## Work to do
Carry none of the pictures over; set down the material below exactly.

Dataset records:
Start

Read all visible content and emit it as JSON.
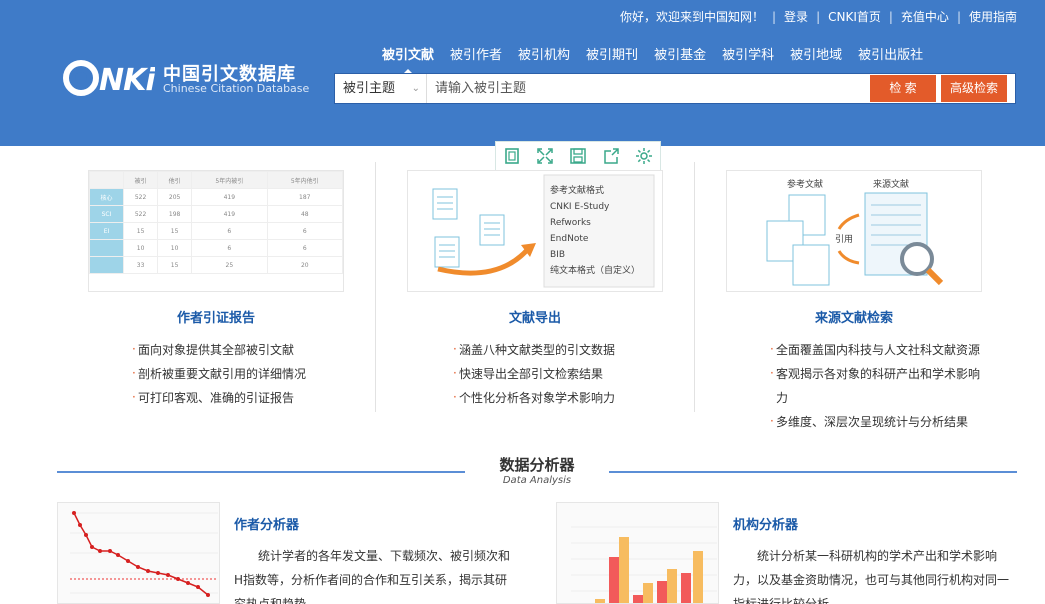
{
  "header": {
    "welcome": "你好，欢迎来到中国知网！",
    "links": [
      "登录",
      "CNKI首页",
      "充值中心",
      "使用指南"
    ],
    "logo_mark": "cnki",
    "logo_cn": "中国引文数据库",
    "logo_en": "Chinese Citation Database",
    "tabs": [
      "被引文献",
      "被引作者",
      "被引机构",
      "被引期刊",
      "被引基金",
      "被引学科",
      "被引地域",
      "被引出版社"
    ],
    "active_tab": "被引文献",
    "search": {
      "field": "被引主题",
      "placeholder": "请输入被引主题",
      "search_label": "检 索",
      "advanced_label": "高级检索"
    }
  },
  "toolbar": {
    "icons": [
      "bookmark-icon",
      "fullscreen-icon",
      "save-icon",
      "share-icon",
      "settings-icon"
    ]
  },
  "cards": [
    {
      "title": "作者引证报告",
      "features": [
        "面向对象提供其全部被引文献",
        "剖析被重要文献引用的详细情况",
        "可打印客观、准确的引证报告"
      ],
      "table": {
        "headers": [
          "",
          "被引",
          "他引",
          "5年内被引",
          "5年内他引"
        ],
        "rows": [
          [
            "核心",
            "522",
            "205",
            "419",
            "187"
          ],
          [
            "SCI",
            "522",
            "198",
            "419",
            "48"
          ],
          [
            "EI",
            "15",
            "15",
            "6",
            "6"
          ],
          [
            "",
            "10",
            "10",
            "6",
            "6"
          ],
          [
            "",
            "33",
            "15",
            "25",
            "20"
          ]
        ]
      }
    },
    {
      "title": "文献导出",
      "features": [
        "涵盖八种文献类型的引文数据",
        "快速导出全部引文检索结果",
        "个性化分析各对象学术影响力"
      ],
      "formats": [
        "参考文献格式",
        "CNKI E-Study",
        "Refworks",
        "EndNote",
        "BIB",
        "纯文本格式（自定义）"
      ]
    },
    {
      "title": "来源文献检索",
      "features": [
        "全面覆盖国内科技与人文社科文献资源",
        "客观揭示各对象的科研产出和学术影响力",
        "多维度、深层次呈现统计与分析结果"
      ],
      "diagram": {
        "left": "参考文献",
        "right": "来源文献",
        "middle": "引用"
      }
    }
  ],
  "section": {
    "title": "数据分析器",
    "subtitle": "Data Analysis"
  },
  "analyzers": [
    {
      "title": "作者分析器",
      "desc": "统计学者的各年发文量、下载频次、被引频次和H指数等，分析作者间的合作和互引关系，揭示其研究热点和趋势。"
    },
    {
      "title": "机构分析器",
      "desc": "统计分析某一科研机构的学术产出和学术影响力，以及基金资助情况，也可与其他同行机构对同一指标进行比较分析。"
    }
  ],
  "colors": {
    "header_bg": "#3f7bc8",
    "accent": "#e35b2a",
    "link": "#1b5aa8",
    "tool": "#3aa98a"
  }
}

End

## Correct output
Read all visible content and emit it as JSON.
{
  "header": {
    "welcome": "你好，欢迎来到中国知网！",
    "links": [
      "登录",
      "CNKI首页",
      "充值中心",
      "使用指南"
    ],
    "logo_mark": "cnki",
    "logo_cn": "中国引文数据库",
    "logo_en": "Chinese Citation Database",
    "tabs": [
      "被引文献",
      "被引作者",
      "被引机构",
      "被引期刊",
      "被引基金",
      "被引学科",
      "被引地域",
      "被引出版社"
    ],
    "active_tab": "被引文献",
    "search": {
      "field": "被引主题",
      "placeholder": "请输入被引主题",
      "search_label": "检 索",
      "advanced_label": "高级检索"
    }
  },
  "toolbar": {
    "icons": [
      "bookmark-icon",
      "fullscreen-icon",
      "save-icon",
      "share-icon",
      "settings-icon"
    ]
  },
  "cards": [
    {
      "title": "作者引证报告",
      "features": [
        "面向对象提供其全部被引文献",
        "剖析被重要文献引用的详细情况",
        "可打印客观、准确的引证报告"
      ],
      "table": {
        "headers": [
          "",
          "被引",
          "他引",
          "5年内被引",
          "5年内他引"
        ],
        "rows": [
          [
            "核心",
            "522",
            "205",
            "419",
            "187"
          ],
          [
            "SCI",
            "522",
            "198",
            "419",
            "48"
          ],
          [
            "EI",
            "15",
            "15",
            "6",
            "6"
          ],
          [
            "",
            "10",
            "10",
            "6",
            "6"
          ],
          [
            "",
            "33",
            "15",
            "25",
            "20"
          ]
        ]
      }
    },
    {
      "title": "文献导出",
      "features": [
        "涵盖八种文献类型的引文数据",
        "快速导出全部引文检索结果",
        "个性化分析各对象学术影响力"
      ],
      "formats": [
        "参考文献格式",
        "CNKI E-Study",
        "Refworks",
        "EndNote",
        "BIB",
        "纯文本格式（自定义）"
      ]
    },
    {
      "title": "来源文献检索",
      "features": [
        "全面覆盖国内科技与人文社科文献资源",
        "客观揭示各对象的科研产出和学术影响力",
        "多维度、深层次呈现统计与分析结果"
      ],
      "diagram": {
        "left": "参考文献",
        "right": "来源文献",
        "middle": "引用"
      }
    }
  ],
  "section": {
    "title": "数据分析器",
    "subtitle": "Data Analysis"
  },
  "analyzers": [
    {
      "title": "作者分析器",
      "desc": "统计学者的各年发文量、下载频次、被引频次和H指数等，分析作者间的合作和互引关系，揭示其研究热点和趋势。"
    },
    {
      "title": "机构分析器",
      "desc": "统计分析某一科研机构的学术产出和学术影响力，以及基金资助情况，也可与其他同行机构对同一指标进行比较分析。"
    }
  ],
  "colors": {
    "header_bg": "#3f7bc8",
    "accent": "#e35b2a",
    "link": "#1b5aa8",
    "tool": "#3aa98a"
  }
}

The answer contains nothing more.